▶ **SOURCE TEXT**
begin
4.2. Subdivisions and Combinations. If, at any time during the Exercise Period, the Company subdivides its outstanding Common Units into a greater number of Common Units, the Exercise Price in effect immediately prior to such subdivision will be proportionately reduced and, if the outstanding Common Units of the Company are combined into a smaller number of Common Units, the Exercise Price in effect immediately prior to such combination will be proportionately increased.
4.3. Reorganization or Reclassification. If any capital reorganization or reclassification of the Company (other than a capital reorganization or reclassification that constitutes a Change of Control) is effected in such a way that holders of Common Units are entitled to receive membership interests, stock, securities, cash or other property with respect to or in exchange for Common Units, then, as a condition to such reorganization or reclassification, adequate provision is to be made whereby the Holder of this Warrant has the right to acquire and receive upon exercise of this Warrant such membership interests, stock, securities, cash or other property that a holder of the Common Units deliverable upon exercise of this Warrant would have been entitled to receive in such reorganization or reclassification if this Warrant had been exercised immediately before such reorganization or reclassification. The foregoing provisions will similarly apply to successive reorganizations or reclassifications and to the membership interests, stock, securities or other property that are at the time receivable upon the exercise of this Warrant. In all events, appropriate adjustments (as reasonably determined by the Board of Directors of the Company) are to be made in the application of the provisions of this Warrant with respect to the rights and interests of the Holder after the transaction, to the end that the provisions of this Warrant will be applicable after that event, as near as reasonably may be, in relation to the membership interests, stock, securities or other property deliverable after that event upon exercise of this Warrant.
end
▶ **SUPPLIED MATERIAL**
begin
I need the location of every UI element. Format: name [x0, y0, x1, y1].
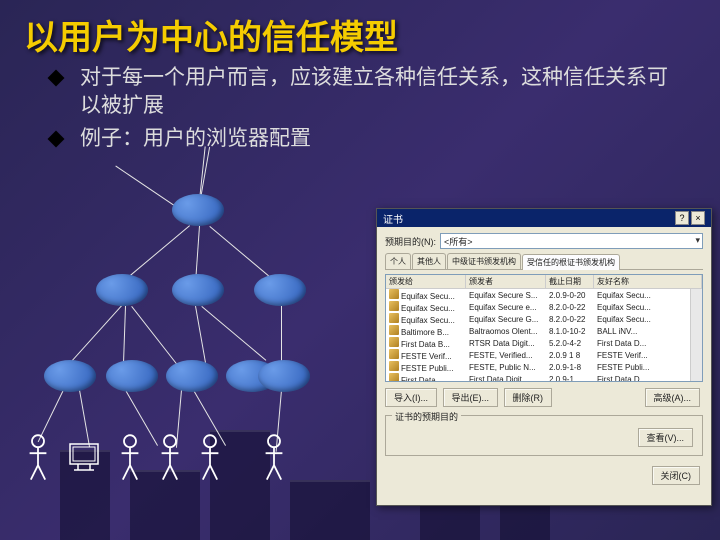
end
▶ **TASKS TO CARRY OUT**
- A) Translate this sentence from the warrant provisions into Spanish: "The foregoing provisions will similarly apply to successive reorganizations or reclassifications and to the membership interests, stock, securities or other property that are at the time receivable upon the exercise of this Warrant."
- B) Write the next part of the warrant provisions, starting after the final sentence of section 4.3.
The data was drawn from a separate, unrelated source.

▶ **PER-TASK OUTPUTS**
- A) Las disposiciones anteriores se aplicarán de igual manera a las reorganizaciones o reclasificaciones sucesivas y a las participaciones de los miembros, acciones, valores u otros bienes que en ese momento puedan recibirse al ejercer este Warrant.

- B)
4.4. Adjustment by Board of Directors. If any event occurs as to which, in the reasonable opinion of the Board of Directors of the Company, the provisions of this Article IV are not strictly applicable or if strictly applicable would not fairly protect the rights of the Holder of this Warrant in accordance with the essential intent and principles of such provisions, then the Board of Directors may make such adjustment in the application of such provisions, in accordance with such essential intent and principles, as it reasonably deems appropriate so as to protect such rights, but in no event will any adjustment have the effect of increasing the Exercise Price as otherwise determined pursuant to any of the provisions of this Article IV except in the case of a combination of a type contemplated in Section 4.2 and then in no event to an amount larger than the Exercise Price as provided in Section 4.2.
4.5. Certificate as to Adjustments. Whenever the Exercise Price is adjusted as provided in Section 4.2, the Company will promptly compute such adjustment and an officer of the Company will furnish to the Holder hereof a certificate providing (i) reasonable detail of the facts requiring such adjustment, (ii) the Exercise Price that will be effective after such adjustment, and (iii) the number of Common Units and the amount, if any, of other property that at the time would be received upon the exercise of this Warrant.
The Company will not, by amendment of its charter or through reorganization, consolidation, merger, dissolution, sale of assets or any other voluntary action, avoid or seek to avoid the observance or performance of any of the terms of this Warrant, but will at all times in good faith assist in the carrying out of all such terms and in the taking of all such action as may be necessary or appropriate in order to protect the rights of the Holder hereof against impairment.
REPLACEMENT OF WARRANT
Upon receipt of evidence reasonably satisfactory to the Company of the loss, theft, destruction or mutilation of this Warrant and upon delivery of an indemnity agreement reasonably satisfactory to the Company (with surety if reasonably required), the Company will issue, in lieu thereof, a new Warrant of like tenor and amount.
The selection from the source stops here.